What to produce:
Locate each line containing the string "物体做曲线运动时" and copy it out.

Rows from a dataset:
**********

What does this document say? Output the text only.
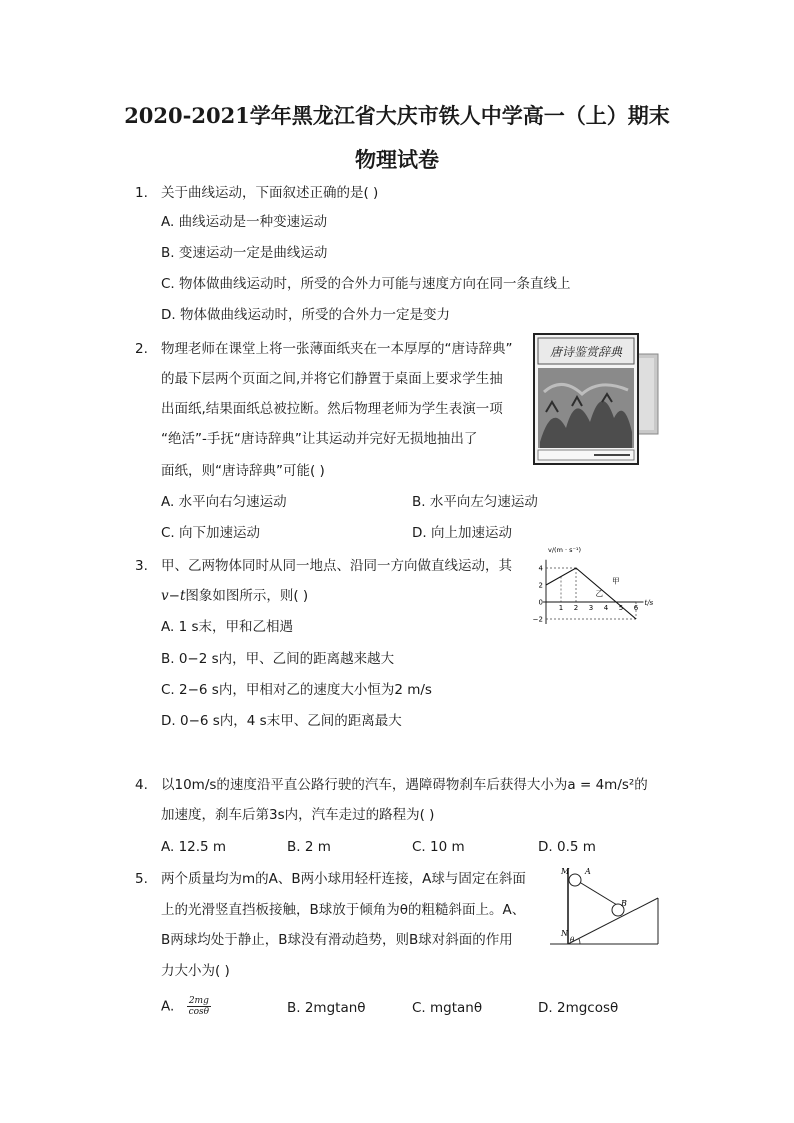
2020-2021学年黑龙江省大庆市铁人中学高一（上）期末
物理试卷
1. 关于曲线运动，下面叙述正确的是( )
A. 曲线运动是一种变速运动
B. 变速运动一定是曲线运动
C. 物体做曲线运动时，所受的合外力可能与速度方向在同一条直线上
D. 物体做曲线运动时，所受的合外力一定是变力
2. 物理老师在课堂上将一张薄面纸夹在一本厚厚的“唐诗辞典”
的最下层两个页面之间,并将它们静置于桌面上要求学生抽
出面纸,结果面纸总被拉断。然后物理老师为学生表演一项
“绝活”-手抚“唐诗辞典”让其运动并完好无损地抽出了
面纸，则“唐诗辞典”可能( )
A. 水平向右匀速运动	B. 水平向左匀速运动
C. 向下加速运动	D. 向上加速运动
唐诗鉴赏辞典
3. 甲、乙两物体同时从同一地点、沿同一方向做直线运动，其
v−t图象如图所示，则( )
A. 1 s末，甲和乙相遇
B. 0−2 s内，甲、乙间的距离越来越大
C. 2−6 s内，甲相对乙的速度大小恒为2 m/s
D. 0−6 s内，4 s末甲、乙间的距离最大
v/(m · s⁻¹)
t/s
4
2
0
−2
1 2 3 4 5 6
甲
乙
4. 以10m/s的速度沿平直公路行驶的汽车，遇障碍物刹车后获得大小为a = 4m/s²的
加速度，刹车后第3s内，汽车走过的路程为( )
A. 12.5 m	B. 2 m	C. 10 m	D. 0.5 m
5. 两个质量均为m的A、B两小球用轻杆连接，A球与固定在斜面
上的光滑竖直挡板接触，B球放于倾角为θ的粗糙斜面上。A、
B两球均处于静止，B球没有滑动趋势，则B球对斜面的作用
力大小为( )
A. $\frac{2mg}{\cos\theta}$	B. 2mgtanθ	C. mgtanθ	D. 2mgcosθ
M A
B
N
θ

**********

Response for this exercise:
C. 物体做曲线运动时，所受的合外力可能与速度方向在同一条直线上
D. 物体做曲线运动时，所受的合外力一定是变力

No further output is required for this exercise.